Aim ▸
Every line of the data must be copied exactly.

Collected data entries
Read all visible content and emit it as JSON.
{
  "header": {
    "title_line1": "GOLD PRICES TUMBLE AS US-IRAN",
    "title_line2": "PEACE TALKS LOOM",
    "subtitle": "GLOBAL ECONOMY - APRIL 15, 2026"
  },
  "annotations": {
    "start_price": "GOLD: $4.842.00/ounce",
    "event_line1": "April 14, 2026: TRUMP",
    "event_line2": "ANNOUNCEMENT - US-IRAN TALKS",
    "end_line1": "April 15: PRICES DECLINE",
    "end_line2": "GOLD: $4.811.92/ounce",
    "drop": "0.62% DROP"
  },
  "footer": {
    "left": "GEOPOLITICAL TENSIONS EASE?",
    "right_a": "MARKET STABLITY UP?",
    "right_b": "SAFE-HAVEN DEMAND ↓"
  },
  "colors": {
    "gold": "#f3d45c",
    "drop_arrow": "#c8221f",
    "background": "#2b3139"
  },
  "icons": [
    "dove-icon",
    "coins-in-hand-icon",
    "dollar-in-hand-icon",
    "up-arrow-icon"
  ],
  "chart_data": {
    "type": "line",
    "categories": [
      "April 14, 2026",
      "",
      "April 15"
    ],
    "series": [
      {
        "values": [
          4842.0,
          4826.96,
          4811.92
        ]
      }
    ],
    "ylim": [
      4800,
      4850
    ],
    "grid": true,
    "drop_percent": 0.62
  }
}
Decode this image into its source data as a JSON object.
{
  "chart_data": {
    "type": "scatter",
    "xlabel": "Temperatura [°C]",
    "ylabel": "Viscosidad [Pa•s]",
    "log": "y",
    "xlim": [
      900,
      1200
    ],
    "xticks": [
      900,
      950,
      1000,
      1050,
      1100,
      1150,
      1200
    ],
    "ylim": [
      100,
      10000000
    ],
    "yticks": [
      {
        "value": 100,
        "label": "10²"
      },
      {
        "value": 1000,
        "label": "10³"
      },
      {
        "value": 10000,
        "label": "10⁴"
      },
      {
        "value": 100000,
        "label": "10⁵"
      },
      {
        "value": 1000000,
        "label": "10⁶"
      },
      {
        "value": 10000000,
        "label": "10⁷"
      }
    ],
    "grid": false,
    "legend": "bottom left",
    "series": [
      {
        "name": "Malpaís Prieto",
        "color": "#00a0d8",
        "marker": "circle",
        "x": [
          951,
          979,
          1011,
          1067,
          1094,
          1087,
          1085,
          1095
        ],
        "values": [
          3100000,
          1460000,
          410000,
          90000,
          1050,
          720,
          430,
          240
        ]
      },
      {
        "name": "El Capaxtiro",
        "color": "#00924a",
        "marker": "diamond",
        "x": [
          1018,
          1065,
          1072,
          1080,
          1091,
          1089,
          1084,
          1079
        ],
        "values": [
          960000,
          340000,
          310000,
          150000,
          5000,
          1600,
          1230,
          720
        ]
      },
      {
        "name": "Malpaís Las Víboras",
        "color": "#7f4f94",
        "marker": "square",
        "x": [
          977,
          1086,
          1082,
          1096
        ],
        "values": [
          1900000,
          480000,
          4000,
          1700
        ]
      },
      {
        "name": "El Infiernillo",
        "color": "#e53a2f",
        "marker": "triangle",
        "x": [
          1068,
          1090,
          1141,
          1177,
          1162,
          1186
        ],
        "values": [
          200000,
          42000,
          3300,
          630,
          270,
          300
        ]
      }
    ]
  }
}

Solution ▸
Read all visible content and emit it as JSON.
{
  "header": {
    "title_line1": "GOLD PRICES TUMBLE AS US-IRAN",
    "title_line2": "PEACE TALKS LOOM",
    "subtitle": "GLOBAL ECONOMY - APRIL 15, 2026"
  },
  "annotations": {
    "start_price": "GOLD: $4.842.00/ounce",
    "event_line1": "April 14, 2026: TRUMP",
    "event_line2": "ANNOUNCEMENT - US-IRAN TALKS",
    "end_line1": "April 15: PRICES DECLINE",
    "end_line2": "GOLD: $4.811.92/ounce",
    "drop": "0.62% DROP"
  },
  "footer": {
    "left": "GEOPOLITICAL TENSIONS EASE?",
    "right_a": "MARKET STABLITY UP?",
    "right_b": "SAFE-HAVEN DEMAND ↓"
  },
  "colors": {
    "gold": "#f3d45c",
    "drop_arrow": "#c8221f",
    "background": "#2b3139"
  },
  "icons": [
    "dove-icon",
    "coins-in-hand-icon",
    "dollar-in-hand-icon",
    "up-arrow-icon"
  ],
  "chart_data": {
    "type": "line",
    "categories": [
      "April 14, 2026",
      "",
      "April 15"
    ],
    "series": [
      {
        "values": [
          4842.0,
          4826.96,
          4811.92
        ]
      }
    ],
    "ylim": [
      4800,
      4850
    ],
    "grid": true,
    "drop_percent": 0.62
  }
}
Decode this image into its source data as a JSON object.
{
  "chart_data": {
    "type": "scatter",
    "xlabel": "Temperatura [°C]",
    "ylabel": "Viscosidad [Pa•s]",
    "log": "y",
    "xlim": [
      900,
      1200
    ],
    "xticks": [
      900,
      950,
      1000,
      1050,
      1100,
      1150,
      1200
    ],
    "ylim": [
      100,
      10000000
    ],
    "yticks": [
      {
        "value": 100,
        "label": "10²"
      },
      {
        "value": 1000,
        "label": "10³"
      },
      {
        "value": 10000,
        "label": "10⁴"
      },
      {
        "value": 100000,
        "label": "10⁵"
      },
      {
        "value": 1000000,
        "label": "10⁶"
      },
      {
        "value": 10000000,
        "label": "10⁷"
      }
    ],
    "grid": false,
    "legend": "bottom left",
    "series": [
      {
        "name": "Malpaís Prieto",
        "color": "#00a0d8",
        "marker": "circle",
        "x": [
          951,
          979,
          1011,
          1067,
          1094,
          1087,
          1085,
          1095
        ],
        "values": [
          3100000,
          1460000,
          410000,
          90000,
          1050,
          720,
          430,
          240
        ]
      },
      {
        "name": "El Capaxtiro",
        "color": "#00924a",
        "marker": "diamond",
        "x": [
          1018,
          1065,
          1072,
          1080,
          1091,
          1089,
          1084,
          1079
        ],
        "values": [
          960000,
          340000,
          310000,
          150000,
          5000,
          1600,
          1230,
          720
        ]
      },
      {
        "name": "Malpaís Las Víboras",
        "color": "#7f4f94",
        "marker": "square",
        "x": [
          977,
          1086,
          1082,
          1096
        ],
        "values": [
          1900000,
          480000,
          4000,
          1700
        ]
      },
      {
        "name": "El Infiernillo",
        "color": "#e53a2f",
        "marker": "triangle",
        "x": [
          1068,
          1090,
          1141,
          1177,
          1162,
          1186
        ],
        "values": [
          200000,
          42000,
          3300,
          630,
          270,
          300
        ]
      }
    ]
  }
}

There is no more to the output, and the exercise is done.